### RECORDED INFORMATION ###
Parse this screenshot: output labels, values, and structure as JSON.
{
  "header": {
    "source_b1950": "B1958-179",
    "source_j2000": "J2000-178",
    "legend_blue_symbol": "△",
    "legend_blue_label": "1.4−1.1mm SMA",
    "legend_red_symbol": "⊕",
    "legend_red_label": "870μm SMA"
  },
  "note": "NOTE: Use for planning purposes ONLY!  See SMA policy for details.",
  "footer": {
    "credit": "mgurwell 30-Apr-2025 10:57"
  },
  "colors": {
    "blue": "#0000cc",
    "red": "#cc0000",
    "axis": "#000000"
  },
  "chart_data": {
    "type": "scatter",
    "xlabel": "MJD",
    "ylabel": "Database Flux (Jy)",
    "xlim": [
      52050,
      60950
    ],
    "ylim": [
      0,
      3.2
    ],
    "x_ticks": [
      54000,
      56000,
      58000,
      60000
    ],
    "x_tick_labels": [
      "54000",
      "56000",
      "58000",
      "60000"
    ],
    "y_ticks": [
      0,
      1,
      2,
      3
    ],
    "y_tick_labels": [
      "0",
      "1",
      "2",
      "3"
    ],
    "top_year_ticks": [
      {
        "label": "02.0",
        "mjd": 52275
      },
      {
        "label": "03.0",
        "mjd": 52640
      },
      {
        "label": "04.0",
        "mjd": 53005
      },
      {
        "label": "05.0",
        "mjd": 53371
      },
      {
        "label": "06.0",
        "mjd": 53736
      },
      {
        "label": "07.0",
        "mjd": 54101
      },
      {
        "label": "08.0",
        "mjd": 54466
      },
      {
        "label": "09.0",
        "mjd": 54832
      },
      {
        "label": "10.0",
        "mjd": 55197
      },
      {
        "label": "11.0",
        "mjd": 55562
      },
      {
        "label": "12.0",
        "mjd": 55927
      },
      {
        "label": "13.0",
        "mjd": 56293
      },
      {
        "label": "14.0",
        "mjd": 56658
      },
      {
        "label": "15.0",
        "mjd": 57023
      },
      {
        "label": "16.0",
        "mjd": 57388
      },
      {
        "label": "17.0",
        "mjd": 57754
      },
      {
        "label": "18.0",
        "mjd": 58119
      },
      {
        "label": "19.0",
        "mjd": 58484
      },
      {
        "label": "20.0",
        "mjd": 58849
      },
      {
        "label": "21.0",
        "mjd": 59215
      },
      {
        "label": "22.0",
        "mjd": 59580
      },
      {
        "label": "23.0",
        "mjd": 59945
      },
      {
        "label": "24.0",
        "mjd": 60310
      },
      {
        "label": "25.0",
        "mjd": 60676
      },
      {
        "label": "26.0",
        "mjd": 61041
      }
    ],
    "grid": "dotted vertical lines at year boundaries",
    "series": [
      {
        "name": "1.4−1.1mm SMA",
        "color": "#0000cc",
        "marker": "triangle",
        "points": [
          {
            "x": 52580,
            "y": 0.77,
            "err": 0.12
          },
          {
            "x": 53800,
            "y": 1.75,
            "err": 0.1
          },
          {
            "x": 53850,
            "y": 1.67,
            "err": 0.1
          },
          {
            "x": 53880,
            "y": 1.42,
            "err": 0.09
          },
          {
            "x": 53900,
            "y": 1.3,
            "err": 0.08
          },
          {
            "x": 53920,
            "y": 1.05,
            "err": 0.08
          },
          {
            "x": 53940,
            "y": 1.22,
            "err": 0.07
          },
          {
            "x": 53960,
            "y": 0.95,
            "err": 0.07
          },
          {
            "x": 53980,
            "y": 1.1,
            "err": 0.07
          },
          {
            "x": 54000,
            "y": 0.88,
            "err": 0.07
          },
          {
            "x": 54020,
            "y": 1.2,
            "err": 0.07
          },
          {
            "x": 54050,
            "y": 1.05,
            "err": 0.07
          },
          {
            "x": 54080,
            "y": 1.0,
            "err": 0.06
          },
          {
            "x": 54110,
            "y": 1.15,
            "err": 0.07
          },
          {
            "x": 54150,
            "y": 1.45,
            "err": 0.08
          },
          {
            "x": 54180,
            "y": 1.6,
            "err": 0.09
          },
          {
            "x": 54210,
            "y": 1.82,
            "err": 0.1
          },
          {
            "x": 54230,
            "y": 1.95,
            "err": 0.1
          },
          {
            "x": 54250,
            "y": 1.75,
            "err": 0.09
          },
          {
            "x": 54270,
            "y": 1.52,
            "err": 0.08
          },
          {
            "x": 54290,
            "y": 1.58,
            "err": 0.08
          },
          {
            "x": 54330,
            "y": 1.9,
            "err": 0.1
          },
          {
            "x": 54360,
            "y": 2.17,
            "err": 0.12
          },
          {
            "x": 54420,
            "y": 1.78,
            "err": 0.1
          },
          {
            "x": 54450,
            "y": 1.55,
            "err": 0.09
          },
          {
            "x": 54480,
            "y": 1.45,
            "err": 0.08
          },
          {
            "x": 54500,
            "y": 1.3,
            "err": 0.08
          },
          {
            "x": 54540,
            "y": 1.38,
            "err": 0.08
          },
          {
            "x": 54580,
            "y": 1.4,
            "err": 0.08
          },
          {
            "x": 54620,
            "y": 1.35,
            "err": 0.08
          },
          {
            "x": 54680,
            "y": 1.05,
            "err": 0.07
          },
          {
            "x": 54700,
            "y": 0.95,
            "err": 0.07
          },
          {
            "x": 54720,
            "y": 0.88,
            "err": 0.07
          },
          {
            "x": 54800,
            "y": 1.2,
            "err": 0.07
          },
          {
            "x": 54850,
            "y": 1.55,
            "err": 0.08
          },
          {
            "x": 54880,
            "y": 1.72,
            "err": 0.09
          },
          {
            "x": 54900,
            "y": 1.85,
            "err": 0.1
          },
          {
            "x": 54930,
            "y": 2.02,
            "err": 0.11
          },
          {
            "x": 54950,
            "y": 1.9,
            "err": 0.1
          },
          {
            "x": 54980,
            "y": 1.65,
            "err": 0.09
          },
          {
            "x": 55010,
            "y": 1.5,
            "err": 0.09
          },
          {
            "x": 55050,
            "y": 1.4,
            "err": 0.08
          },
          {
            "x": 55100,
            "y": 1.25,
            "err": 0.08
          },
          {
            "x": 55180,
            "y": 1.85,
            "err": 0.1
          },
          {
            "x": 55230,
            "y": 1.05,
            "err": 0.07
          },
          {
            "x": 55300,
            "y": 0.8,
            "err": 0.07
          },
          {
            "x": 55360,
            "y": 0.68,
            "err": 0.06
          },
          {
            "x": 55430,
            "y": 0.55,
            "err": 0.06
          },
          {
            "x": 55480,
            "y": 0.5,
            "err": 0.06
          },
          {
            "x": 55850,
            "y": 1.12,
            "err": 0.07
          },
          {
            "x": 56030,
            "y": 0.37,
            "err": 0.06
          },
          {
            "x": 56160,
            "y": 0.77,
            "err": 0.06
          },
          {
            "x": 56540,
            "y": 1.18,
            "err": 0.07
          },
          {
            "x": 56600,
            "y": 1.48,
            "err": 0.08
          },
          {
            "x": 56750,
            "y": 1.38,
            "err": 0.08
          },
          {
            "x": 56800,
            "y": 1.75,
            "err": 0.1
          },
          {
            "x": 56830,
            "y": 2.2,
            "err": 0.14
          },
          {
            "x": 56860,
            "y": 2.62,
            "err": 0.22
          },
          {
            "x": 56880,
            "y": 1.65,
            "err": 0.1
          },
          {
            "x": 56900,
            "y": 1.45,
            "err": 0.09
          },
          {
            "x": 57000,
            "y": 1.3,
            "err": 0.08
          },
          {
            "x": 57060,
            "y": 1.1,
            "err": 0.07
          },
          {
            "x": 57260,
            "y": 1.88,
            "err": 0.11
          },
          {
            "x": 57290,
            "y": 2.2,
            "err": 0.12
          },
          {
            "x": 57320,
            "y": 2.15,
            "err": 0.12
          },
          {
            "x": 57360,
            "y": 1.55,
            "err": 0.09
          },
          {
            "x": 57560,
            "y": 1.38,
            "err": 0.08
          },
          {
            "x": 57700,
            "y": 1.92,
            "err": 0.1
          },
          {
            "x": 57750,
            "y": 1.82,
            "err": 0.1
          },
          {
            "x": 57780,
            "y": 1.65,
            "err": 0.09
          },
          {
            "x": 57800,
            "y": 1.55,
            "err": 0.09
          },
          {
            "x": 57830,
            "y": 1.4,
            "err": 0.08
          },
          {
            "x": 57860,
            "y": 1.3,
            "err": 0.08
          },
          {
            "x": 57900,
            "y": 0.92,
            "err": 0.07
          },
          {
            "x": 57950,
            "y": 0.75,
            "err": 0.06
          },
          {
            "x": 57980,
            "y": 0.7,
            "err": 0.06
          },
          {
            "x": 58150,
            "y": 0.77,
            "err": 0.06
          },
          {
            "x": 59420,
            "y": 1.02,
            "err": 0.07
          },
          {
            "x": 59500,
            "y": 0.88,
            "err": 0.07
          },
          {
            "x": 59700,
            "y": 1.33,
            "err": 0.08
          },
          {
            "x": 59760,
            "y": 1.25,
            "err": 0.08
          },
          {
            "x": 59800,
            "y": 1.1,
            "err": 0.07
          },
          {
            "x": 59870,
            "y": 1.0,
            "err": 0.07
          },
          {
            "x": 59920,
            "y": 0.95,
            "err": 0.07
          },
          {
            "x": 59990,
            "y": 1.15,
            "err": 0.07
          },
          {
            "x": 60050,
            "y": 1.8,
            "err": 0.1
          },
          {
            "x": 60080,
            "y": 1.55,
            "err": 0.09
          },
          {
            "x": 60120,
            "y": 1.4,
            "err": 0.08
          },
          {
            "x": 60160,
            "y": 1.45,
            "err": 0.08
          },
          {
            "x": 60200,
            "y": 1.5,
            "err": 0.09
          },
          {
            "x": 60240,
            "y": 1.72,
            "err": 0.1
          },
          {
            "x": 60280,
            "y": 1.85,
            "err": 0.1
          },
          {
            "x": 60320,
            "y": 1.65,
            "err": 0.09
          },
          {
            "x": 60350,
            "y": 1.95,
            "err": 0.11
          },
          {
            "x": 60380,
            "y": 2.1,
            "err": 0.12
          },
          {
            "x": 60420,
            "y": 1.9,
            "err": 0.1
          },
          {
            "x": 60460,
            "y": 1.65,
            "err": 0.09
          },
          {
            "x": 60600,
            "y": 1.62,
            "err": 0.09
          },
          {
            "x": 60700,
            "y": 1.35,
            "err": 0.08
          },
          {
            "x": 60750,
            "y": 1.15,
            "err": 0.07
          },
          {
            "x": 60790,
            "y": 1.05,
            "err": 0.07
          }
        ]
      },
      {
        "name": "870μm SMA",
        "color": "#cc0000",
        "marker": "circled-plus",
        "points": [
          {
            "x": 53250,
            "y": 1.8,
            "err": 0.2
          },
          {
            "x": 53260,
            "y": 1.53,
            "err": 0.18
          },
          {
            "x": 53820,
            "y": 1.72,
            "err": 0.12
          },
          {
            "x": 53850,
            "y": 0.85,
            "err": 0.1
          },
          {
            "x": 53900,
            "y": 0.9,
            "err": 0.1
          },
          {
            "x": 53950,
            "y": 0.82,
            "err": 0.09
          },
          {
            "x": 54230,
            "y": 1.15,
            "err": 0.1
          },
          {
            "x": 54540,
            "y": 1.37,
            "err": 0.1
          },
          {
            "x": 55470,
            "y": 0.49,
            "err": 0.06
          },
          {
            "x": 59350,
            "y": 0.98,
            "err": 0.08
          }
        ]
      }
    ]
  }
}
###
Report how many lines of the entries hold the word "marker". Nothing else is needed.

2